◆ **WHAT IS NEEDED**: Records follow. Copy every line with "control".

◆ **RECORDS TO USE**:
________________

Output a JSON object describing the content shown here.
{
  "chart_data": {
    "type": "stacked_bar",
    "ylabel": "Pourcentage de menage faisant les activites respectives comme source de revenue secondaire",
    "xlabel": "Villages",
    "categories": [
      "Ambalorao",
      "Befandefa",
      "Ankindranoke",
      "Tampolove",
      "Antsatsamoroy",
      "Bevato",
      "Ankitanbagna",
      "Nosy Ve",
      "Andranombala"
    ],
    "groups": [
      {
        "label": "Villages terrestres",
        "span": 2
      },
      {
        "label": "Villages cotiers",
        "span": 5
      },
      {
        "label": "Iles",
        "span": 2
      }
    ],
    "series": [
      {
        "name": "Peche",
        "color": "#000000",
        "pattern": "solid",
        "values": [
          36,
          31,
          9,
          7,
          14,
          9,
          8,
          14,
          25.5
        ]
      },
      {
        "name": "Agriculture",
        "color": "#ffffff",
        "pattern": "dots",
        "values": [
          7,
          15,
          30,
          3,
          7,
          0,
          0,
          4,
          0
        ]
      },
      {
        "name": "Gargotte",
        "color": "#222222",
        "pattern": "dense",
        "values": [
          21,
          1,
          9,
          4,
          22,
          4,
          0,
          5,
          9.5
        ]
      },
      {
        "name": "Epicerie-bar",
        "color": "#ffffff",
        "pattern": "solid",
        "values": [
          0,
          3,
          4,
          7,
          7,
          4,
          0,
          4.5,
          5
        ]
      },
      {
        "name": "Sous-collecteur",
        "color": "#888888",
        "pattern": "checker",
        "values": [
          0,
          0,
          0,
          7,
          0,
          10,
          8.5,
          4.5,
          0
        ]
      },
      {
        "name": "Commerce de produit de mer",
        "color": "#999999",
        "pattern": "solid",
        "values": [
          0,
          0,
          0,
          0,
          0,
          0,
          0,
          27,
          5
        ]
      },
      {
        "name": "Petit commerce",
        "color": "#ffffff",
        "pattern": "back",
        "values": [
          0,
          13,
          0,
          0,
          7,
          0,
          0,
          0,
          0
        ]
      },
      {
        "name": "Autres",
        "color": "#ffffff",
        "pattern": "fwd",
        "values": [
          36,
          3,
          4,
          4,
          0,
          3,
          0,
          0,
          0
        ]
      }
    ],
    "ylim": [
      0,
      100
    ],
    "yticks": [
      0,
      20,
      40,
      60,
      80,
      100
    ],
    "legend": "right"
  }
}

________________

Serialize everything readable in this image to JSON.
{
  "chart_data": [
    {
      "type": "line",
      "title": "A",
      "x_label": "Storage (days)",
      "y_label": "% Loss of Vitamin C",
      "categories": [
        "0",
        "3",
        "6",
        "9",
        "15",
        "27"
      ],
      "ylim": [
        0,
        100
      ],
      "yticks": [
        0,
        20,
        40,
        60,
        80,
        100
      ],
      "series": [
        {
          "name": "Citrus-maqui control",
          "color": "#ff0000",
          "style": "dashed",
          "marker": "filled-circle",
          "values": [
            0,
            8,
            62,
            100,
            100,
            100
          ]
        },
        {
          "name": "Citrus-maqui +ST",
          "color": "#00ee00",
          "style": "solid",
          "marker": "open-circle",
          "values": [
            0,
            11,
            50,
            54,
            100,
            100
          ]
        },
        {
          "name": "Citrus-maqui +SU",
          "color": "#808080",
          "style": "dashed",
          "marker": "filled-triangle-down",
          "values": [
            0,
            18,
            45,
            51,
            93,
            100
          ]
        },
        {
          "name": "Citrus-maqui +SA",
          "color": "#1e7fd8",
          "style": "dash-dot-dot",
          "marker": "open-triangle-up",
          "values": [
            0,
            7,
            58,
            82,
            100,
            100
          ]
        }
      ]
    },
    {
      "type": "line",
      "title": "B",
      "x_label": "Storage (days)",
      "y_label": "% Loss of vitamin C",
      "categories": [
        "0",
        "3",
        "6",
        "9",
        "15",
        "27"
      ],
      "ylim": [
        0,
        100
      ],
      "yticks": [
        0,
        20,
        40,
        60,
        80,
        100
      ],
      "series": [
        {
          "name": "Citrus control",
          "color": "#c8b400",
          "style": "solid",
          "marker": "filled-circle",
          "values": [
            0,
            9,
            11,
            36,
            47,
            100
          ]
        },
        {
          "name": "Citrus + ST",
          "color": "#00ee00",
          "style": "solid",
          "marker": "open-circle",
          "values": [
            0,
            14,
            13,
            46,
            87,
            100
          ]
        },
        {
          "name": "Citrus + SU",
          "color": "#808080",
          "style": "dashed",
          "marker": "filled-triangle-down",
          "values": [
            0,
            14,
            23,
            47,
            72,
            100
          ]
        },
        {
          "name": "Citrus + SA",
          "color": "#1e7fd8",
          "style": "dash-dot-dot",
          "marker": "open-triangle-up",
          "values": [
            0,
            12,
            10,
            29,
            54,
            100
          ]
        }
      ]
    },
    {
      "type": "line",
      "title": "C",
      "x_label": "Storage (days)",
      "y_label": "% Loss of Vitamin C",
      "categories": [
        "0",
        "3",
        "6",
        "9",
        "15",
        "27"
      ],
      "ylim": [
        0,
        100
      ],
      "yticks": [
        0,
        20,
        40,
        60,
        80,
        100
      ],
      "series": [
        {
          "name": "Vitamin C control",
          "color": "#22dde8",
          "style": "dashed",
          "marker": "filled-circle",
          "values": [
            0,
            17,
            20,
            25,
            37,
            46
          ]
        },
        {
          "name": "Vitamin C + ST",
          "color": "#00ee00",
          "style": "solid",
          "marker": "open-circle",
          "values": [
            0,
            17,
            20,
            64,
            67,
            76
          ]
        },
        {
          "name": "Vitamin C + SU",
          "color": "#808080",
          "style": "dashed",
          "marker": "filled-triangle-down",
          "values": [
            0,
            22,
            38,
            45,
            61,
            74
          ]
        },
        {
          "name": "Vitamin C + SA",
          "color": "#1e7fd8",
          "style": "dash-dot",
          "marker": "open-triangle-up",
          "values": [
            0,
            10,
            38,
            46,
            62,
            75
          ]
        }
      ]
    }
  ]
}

________________

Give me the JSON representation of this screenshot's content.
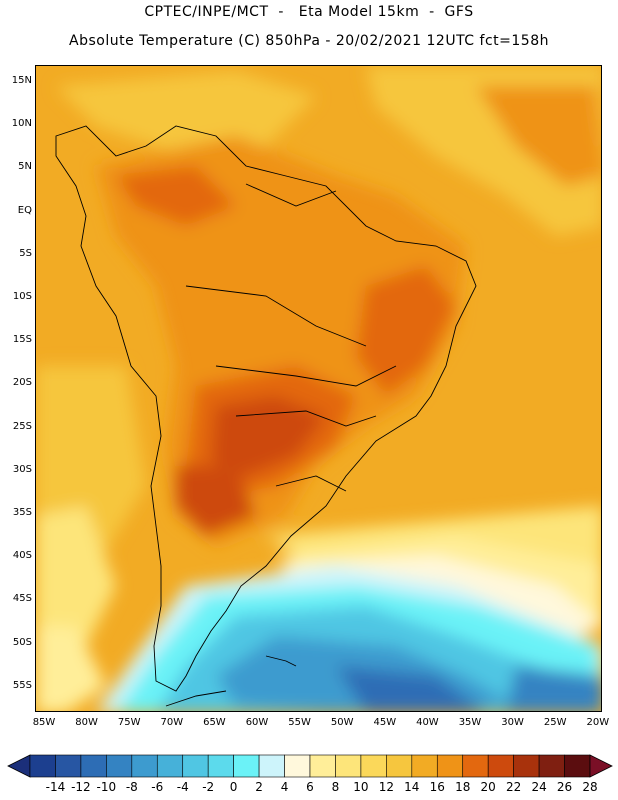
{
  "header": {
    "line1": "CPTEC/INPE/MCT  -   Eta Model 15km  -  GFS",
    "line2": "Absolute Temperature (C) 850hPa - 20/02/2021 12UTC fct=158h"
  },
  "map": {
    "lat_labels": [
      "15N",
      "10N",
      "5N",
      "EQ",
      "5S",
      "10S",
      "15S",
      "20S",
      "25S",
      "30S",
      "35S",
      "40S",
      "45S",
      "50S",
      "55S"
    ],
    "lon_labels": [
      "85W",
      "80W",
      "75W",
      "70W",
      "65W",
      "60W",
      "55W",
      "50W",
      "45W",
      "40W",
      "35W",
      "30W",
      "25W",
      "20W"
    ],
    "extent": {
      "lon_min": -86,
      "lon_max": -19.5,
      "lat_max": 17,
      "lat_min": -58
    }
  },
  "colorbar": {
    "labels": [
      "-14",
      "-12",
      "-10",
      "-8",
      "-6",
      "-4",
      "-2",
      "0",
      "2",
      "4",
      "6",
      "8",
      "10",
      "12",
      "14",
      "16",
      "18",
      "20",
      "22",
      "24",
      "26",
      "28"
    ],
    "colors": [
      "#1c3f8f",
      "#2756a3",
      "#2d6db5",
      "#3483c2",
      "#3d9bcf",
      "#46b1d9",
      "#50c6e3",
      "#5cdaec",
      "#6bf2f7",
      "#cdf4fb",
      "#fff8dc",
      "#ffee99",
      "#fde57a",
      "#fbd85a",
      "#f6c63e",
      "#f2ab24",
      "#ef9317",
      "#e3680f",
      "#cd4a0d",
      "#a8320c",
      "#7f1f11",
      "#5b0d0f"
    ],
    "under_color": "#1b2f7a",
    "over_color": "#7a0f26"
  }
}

________________

◆ **CORRECT OUTPUT**:
          "name": "Citrus-maqui control",
          "name": "Citrus control",
          "name": "Vitamin C control",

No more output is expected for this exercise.